━━ EXTRACTED MATERIAL
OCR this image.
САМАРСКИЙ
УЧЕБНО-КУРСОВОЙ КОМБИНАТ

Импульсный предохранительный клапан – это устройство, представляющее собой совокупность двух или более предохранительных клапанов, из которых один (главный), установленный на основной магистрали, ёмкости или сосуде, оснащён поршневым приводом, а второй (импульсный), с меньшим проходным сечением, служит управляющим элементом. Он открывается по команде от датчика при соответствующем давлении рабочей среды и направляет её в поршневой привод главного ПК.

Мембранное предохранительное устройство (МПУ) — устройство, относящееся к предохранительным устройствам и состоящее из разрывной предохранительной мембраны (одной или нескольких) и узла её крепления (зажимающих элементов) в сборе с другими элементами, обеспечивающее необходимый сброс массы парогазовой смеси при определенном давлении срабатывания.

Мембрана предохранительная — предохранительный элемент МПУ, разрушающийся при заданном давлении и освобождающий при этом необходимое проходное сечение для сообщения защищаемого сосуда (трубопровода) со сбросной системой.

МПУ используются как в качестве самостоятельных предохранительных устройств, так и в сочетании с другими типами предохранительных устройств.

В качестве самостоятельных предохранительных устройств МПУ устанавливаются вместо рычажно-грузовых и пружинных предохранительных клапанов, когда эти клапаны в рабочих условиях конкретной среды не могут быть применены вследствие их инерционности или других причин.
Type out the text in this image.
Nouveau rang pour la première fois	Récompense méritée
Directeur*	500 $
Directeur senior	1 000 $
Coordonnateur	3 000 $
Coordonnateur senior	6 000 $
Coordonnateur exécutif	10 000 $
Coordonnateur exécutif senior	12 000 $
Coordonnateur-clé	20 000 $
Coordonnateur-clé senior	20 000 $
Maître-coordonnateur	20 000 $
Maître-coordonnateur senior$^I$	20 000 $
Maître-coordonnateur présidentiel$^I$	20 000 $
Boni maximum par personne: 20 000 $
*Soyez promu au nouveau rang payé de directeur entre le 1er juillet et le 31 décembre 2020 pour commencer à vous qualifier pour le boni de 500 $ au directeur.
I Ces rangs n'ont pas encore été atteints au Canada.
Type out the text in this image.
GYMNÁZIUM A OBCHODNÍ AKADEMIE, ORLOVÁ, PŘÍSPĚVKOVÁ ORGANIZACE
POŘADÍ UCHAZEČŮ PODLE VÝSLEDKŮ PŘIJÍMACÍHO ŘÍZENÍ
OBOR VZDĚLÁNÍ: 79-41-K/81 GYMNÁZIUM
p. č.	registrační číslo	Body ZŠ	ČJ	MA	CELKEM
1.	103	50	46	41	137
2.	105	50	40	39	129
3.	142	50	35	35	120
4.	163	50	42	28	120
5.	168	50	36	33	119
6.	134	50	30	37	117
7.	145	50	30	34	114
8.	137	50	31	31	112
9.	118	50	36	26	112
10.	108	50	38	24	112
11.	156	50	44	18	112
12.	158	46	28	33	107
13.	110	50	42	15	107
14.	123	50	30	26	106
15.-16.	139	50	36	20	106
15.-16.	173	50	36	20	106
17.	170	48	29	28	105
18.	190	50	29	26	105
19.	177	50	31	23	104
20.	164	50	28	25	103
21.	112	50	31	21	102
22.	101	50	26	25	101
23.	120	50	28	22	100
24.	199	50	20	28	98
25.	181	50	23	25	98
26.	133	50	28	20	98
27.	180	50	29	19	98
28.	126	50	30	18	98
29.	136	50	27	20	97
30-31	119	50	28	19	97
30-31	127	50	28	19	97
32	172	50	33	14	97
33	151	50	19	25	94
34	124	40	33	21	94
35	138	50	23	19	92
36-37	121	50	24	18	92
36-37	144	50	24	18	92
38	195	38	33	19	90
━━━━
▶ **GIVEN INSTRUCTION**
Search the data above for the string "GYMNÁZIUM" and copy each line that has it.

▶ **OUTPUT OF THE TASK**
GYMNÁZIUM A OBCHODNÍ AKADEMIE, ORLOVÁ, PŘÍSPĚVKOVÁ ORGANIZACE
OBOR VZDĚLÁNÍ: 79-41-K/81 GYMNÁZIUM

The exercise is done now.